[Extracted records]
|---|
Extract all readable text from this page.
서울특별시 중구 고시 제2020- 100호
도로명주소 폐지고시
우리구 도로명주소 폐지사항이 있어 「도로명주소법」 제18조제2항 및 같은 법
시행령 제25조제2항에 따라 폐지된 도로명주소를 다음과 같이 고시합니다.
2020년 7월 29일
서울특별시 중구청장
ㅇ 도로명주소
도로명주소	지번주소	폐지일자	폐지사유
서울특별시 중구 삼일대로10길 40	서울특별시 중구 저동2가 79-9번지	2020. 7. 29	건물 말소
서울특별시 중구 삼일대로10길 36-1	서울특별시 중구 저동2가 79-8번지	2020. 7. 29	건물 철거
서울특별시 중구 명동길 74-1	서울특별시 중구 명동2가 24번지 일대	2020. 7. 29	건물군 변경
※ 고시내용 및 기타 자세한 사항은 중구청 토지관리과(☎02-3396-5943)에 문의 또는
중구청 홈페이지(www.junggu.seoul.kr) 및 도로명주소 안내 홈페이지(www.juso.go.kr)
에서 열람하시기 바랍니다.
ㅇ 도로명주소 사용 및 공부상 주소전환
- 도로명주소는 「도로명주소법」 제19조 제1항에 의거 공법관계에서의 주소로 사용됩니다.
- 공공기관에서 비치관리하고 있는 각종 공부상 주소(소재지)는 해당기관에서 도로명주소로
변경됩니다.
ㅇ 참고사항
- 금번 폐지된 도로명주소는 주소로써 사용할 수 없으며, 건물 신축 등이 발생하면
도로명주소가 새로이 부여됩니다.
|---|
[What is asked] Scan the material above for the string "서울특별시" and return the lines that hold it.

[Result of this task]
서울특별시 중구 고시 제2020- 100호
서울특별시 중구청장
서울특별시 중구 삼일대로10길 40	서울특별시 중구 저동2가 79-9번지	2020. 7. 29	건물 말소
서울특별시 중구 삼일대로10길 36-1	서울특별시 중구 저동2가 79-8번지	2020. 7. 29	건물 철거
서울특별시 중구 명동길 74-1	서울특별시 중구 명동2가 24번지 일대	2020. 7. 29	건물군 변경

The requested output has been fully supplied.